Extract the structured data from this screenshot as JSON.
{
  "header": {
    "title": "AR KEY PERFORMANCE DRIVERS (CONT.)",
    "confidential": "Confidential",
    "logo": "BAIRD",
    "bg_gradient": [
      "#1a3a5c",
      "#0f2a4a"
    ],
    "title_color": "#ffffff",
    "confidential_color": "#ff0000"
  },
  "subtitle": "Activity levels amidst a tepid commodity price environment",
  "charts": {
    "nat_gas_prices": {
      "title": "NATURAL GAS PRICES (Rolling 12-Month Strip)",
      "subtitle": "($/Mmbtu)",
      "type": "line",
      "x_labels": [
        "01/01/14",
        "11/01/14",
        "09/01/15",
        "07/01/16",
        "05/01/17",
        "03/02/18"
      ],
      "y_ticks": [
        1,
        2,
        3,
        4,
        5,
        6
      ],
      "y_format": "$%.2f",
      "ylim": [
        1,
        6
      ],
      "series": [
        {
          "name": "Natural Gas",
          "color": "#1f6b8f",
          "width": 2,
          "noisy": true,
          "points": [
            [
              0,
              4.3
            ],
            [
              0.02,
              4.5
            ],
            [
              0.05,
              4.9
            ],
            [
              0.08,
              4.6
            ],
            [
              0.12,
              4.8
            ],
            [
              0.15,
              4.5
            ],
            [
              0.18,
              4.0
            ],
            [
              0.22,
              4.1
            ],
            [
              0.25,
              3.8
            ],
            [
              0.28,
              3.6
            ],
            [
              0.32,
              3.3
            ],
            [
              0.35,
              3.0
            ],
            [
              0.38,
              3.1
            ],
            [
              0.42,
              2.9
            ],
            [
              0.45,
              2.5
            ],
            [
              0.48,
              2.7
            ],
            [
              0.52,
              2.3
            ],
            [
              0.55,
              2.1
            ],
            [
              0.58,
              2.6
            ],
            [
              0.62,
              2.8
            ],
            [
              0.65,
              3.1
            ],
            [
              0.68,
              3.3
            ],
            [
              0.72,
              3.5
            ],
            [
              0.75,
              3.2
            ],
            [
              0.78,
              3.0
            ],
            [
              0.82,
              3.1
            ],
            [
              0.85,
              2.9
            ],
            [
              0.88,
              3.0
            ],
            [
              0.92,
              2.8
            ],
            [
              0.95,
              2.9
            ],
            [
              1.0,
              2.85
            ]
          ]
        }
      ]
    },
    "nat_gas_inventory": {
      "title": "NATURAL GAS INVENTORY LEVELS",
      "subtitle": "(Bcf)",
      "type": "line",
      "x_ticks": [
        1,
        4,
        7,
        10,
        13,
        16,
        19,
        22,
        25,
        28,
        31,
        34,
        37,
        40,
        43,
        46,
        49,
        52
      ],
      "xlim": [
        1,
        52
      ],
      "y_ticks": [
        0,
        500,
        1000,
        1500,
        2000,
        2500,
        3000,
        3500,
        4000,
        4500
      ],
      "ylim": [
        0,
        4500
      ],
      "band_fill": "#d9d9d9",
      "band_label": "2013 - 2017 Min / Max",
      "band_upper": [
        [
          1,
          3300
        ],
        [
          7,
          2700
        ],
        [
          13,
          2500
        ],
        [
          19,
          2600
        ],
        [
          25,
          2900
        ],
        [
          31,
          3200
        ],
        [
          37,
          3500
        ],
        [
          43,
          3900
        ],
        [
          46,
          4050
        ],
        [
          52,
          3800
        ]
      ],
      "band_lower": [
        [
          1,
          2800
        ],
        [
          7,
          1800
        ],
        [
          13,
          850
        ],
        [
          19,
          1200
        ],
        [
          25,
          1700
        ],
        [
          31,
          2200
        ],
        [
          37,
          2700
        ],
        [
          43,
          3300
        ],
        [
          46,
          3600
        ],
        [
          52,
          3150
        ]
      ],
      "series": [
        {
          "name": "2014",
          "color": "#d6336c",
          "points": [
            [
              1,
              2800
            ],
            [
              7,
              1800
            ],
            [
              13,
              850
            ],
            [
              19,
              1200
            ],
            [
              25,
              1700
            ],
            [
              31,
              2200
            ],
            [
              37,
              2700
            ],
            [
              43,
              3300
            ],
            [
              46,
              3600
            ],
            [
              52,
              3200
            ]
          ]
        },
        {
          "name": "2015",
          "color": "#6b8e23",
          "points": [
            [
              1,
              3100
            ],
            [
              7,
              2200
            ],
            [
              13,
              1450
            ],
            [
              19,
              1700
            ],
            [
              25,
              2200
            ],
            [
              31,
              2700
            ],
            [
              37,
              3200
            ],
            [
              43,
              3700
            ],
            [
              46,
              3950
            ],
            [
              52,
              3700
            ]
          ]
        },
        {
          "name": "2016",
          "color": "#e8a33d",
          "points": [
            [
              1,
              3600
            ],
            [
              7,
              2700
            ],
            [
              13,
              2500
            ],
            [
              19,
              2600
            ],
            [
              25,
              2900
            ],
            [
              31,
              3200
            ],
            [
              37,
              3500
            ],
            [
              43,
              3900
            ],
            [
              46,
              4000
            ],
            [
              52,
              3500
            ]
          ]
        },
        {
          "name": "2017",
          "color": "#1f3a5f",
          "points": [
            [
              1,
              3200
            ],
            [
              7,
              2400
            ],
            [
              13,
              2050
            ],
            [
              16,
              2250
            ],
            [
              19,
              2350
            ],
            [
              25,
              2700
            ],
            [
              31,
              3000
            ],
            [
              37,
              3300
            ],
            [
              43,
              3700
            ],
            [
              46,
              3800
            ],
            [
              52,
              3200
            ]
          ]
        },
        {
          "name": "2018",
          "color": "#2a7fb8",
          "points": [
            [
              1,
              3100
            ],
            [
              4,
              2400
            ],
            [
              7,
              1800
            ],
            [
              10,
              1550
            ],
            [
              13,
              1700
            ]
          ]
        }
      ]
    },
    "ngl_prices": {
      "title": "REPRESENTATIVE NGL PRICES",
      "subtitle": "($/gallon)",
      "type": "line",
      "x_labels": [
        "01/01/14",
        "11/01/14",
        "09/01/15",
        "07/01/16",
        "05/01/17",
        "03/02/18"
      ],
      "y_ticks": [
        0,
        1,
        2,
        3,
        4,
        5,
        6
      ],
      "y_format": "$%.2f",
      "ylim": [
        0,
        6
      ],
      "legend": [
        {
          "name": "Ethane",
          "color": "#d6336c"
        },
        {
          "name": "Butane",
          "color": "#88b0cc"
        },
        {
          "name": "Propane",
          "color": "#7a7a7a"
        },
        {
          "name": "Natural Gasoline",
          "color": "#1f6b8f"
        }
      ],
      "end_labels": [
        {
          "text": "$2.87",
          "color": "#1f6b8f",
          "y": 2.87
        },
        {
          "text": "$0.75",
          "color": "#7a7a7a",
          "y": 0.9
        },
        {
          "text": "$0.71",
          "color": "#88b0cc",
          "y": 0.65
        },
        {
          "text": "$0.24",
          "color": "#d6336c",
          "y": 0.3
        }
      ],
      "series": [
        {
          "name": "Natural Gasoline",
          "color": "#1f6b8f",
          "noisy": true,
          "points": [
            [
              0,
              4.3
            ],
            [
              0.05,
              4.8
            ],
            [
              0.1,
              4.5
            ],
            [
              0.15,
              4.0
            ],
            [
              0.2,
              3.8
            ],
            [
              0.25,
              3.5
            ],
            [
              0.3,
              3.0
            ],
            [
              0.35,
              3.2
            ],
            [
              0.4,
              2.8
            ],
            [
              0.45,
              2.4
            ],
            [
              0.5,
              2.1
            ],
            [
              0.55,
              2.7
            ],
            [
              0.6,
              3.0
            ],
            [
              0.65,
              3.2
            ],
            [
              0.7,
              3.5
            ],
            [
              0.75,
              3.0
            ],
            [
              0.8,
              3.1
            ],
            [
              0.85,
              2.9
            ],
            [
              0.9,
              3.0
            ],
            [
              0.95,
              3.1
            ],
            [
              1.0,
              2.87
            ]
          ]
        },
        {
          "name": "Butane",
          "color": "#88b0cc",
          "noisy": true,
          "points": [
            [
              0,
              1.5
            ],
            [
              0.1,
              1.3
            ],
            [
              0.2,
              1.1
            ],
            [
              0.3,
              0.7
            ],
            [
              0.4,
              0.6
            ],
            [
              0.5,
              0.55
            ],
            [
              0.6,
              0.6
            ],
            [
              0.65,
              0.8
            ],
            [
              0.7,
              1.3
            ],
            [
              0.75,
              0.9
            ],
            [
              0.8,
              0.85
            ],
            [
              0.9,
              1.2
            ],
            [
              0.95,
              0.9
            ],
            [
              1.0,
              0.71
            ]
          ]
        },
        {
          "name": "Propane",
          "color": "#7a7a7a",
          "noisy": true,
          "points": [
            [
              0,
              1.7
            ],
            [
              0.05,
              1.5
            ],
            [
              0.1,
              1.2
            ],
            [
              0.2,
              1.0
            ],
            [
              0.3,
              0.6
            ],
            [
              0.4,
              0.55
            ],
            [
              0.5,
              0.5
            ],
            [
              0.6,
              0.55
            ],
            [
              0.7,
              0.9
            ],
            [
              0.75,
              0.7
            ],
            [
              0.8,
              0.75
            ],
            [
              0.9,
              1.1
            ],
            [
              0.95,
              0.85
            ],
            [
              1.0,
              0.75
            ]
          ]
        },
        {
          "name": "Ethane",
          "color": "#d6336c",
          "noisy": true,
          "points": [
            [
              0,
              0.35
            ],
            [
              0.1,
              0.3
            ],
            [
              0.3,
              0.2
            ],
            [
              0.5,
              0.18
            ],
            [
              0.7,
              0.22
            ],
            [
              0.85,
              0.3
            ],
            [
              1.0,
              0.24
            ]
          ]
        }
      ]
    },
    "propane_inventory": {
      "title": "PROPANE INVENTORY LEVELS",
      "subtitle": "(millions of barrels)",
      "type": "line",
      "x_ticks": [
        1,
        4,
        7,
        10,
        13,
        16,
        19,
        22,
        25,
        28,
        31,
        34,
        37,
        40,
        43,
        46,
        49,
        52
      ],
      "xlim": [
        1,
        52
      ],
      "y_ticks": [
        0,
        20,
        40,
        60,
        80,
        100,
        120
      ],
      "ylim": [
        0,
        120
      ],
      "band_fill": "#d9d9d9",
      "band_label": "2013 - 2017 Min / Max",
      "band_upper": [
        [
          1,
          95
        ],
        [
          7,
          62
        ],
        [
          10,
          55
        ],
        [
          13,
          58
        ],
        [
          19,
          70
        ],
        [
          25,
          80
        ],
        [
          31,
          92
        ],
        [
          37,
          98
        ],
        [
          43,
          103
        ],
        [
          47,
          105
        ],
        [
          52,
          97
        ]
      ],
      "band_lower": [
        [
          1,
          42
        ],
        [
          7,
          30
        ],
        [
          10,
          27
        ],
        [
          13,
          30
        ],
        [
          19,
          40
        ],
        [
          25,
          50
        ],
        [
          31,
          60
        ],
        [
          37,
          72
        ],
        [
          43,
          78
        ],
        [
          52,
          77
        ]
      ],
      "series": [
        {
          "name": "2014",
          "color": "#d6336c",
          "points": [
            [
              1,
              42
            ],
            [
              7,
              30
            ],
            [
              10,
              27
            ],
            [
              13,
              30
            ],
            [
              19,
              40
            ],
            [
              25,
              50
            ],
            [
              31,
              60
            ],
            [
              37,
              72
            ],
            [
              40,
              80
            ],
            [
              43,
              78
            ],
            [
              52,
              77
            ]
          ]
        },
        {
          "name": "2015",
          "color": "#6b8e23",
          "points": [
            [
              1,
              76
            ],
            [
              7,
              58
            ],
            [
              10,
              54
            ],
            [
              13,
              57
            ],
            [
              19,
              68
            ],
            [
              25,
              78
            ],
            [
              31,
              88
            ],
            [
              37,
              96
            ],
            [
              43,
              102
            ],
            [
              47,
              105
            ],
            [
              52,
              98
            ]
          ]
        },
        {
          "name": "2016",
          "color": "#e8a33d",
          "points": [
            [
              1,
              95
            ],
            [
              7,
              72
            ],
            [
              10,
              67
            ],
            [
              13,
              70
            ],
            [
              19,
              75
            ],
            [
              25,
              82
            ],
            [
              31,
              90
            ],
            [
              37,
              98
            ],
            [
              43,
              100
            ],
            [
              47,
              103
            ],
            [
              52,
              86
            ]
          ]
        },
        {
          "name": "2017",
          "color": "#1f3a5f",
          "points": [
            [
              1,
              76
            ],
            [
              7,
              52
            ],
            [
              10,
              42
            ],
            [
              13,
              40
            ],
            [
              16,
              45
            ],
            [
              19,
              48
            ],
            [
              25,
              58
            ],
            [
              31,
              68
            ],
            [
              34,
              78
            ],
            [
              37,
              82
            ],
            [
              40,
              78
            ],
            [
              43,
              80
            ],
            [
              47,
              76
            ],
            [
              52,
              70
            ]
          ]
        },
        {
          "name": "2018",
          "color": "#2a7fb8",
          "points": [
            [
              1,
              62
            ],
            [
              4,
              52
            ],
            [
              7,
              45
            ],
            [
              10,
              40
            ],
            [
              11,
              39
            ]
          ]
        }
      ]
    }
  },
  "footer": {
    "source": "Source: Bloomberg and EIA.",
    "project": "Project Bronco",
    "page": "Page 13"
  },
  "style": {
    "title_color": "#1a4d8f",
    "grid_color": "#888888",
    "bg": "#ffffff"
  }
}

*DO THIS*
Only a number is wanted: how many lines contain the word "subtitle"?

*SOLUTION FOR THIS EXERCISE*
5